>> begin

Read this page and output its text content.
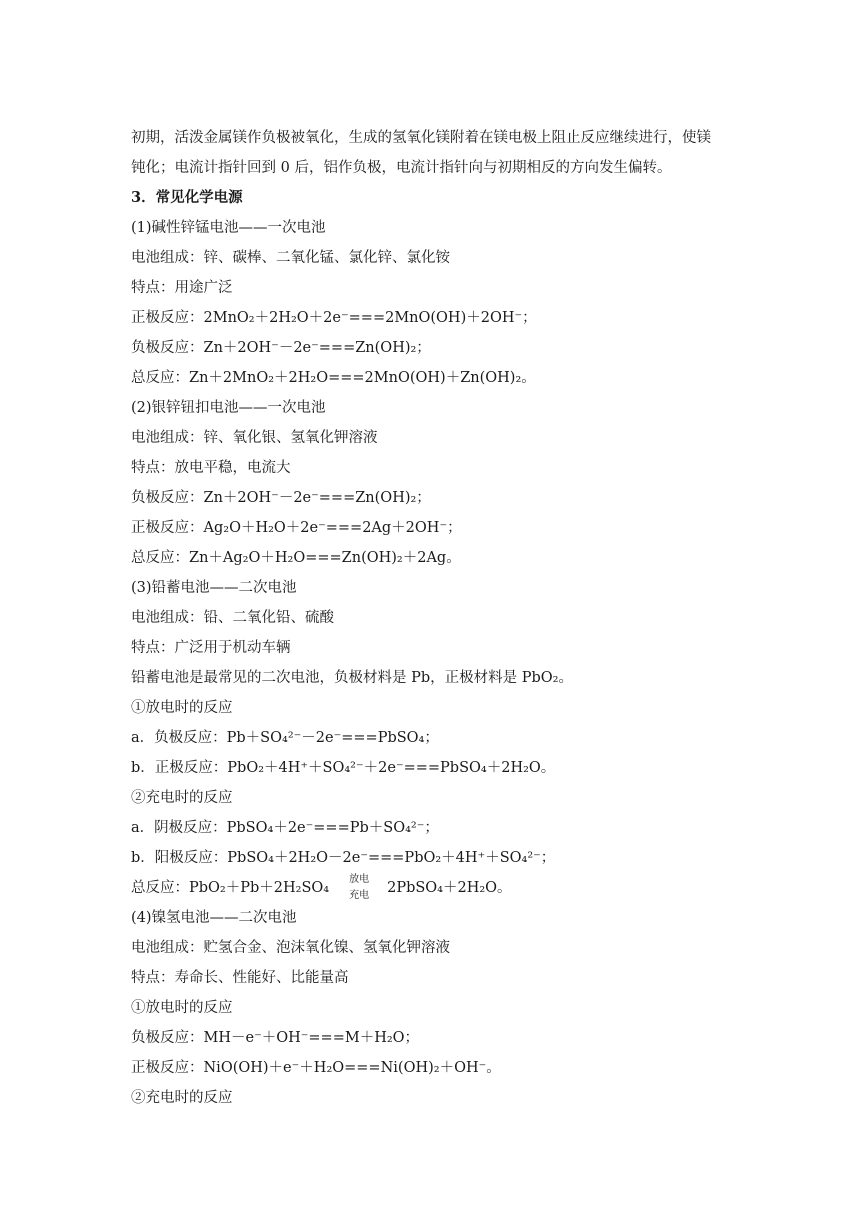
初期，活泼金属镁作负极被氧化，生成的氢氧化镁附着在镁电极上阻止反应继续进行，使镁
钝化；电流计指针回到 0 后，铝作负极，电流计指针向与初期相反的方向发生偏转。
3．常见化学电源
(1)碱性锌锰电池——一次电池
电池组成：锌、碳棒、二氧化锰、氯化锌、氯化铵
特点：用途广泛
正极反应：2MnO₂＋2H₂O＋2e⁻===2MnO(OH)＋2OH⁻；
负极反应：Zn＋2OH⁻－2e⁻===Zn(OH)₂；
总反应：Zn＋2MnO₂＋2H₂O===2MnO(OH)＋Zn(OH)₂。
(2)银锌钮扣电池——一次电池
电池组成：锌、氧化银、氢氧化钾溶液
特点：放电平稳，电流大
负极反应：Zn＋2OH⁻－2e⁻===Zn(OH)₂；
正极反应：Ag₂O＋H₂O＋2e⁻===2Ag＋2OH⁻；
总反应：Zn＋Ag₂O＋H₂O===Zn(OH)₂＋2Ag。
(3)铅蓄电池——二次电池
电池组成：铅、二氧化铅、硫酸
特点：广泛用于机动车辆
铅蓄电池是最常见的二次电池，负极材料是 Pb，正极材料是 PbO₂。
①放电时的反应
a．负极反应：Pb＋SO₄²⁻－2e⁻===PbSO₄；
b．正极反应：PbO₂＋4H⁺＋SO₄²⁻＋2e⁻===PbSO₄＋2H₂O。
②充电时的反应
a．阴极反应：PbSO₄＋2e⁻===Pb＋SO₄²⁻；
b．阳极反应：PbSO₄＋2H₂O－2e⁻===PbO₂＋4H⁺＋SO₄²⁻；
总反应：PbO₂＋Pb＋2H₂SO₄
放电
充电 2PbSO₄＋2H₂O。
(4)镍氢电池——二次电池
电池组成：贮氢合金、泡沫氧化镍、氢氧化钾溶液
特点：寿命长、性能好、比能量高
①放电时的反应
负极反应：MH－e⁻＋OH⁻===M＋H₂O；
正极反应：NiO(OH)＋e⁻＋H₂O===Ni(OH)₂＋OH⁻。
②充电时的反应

>> end
>> begin

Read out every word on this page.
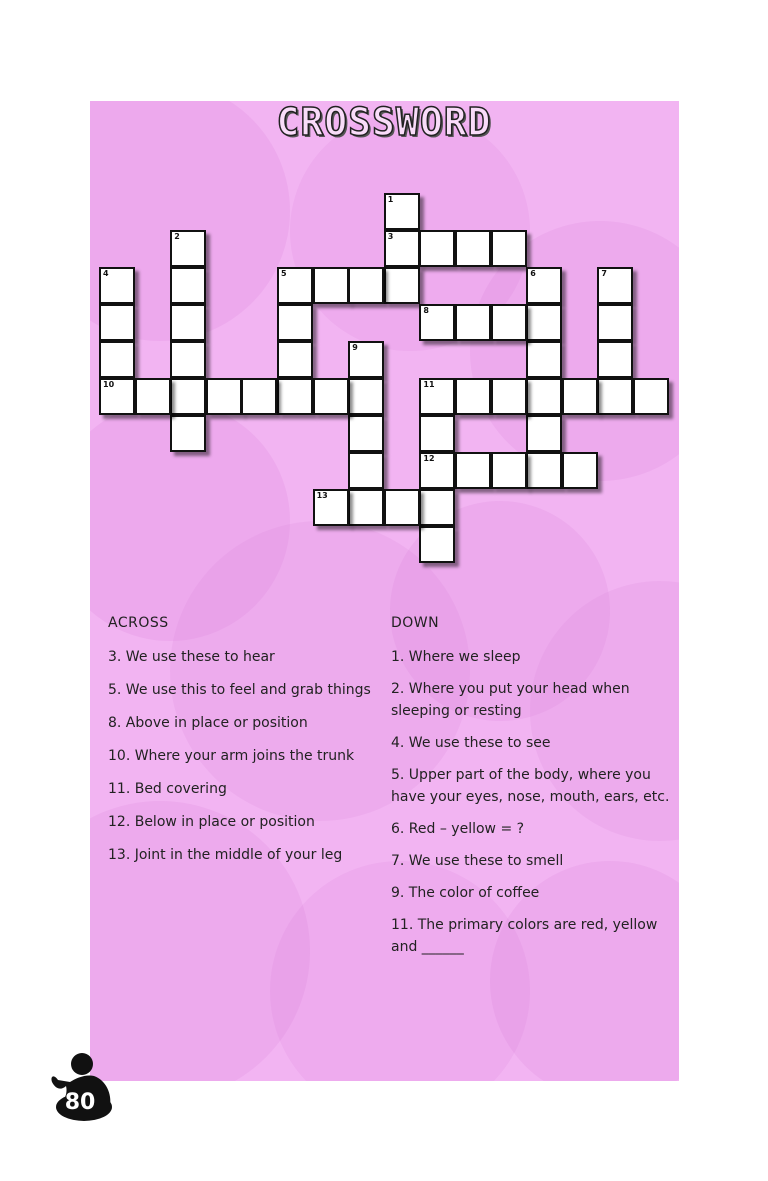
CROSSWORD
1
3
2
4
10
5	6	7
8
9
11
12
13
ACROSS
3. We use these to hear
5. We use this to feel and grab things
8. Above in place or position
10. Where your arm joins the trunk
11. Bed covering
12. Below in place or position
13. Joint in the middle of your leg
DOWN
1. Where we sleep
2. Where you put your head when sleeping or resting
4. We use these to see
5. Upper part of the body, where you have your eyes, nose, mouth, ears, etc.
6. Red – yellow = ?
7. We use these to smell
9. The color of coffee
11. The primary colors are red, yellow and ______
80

>> end

WHAT IS EXPECTED: Look through the entries above and list every line containing "your".

REPLY TO THE EXERCISE:
10. Where your arm joins the trunk
13. Joint in the middle of your leg
2. Where you put your head when sleeping or resting
5. Upper part of the body, where you have your eyes, nose, mouth, ears, etc.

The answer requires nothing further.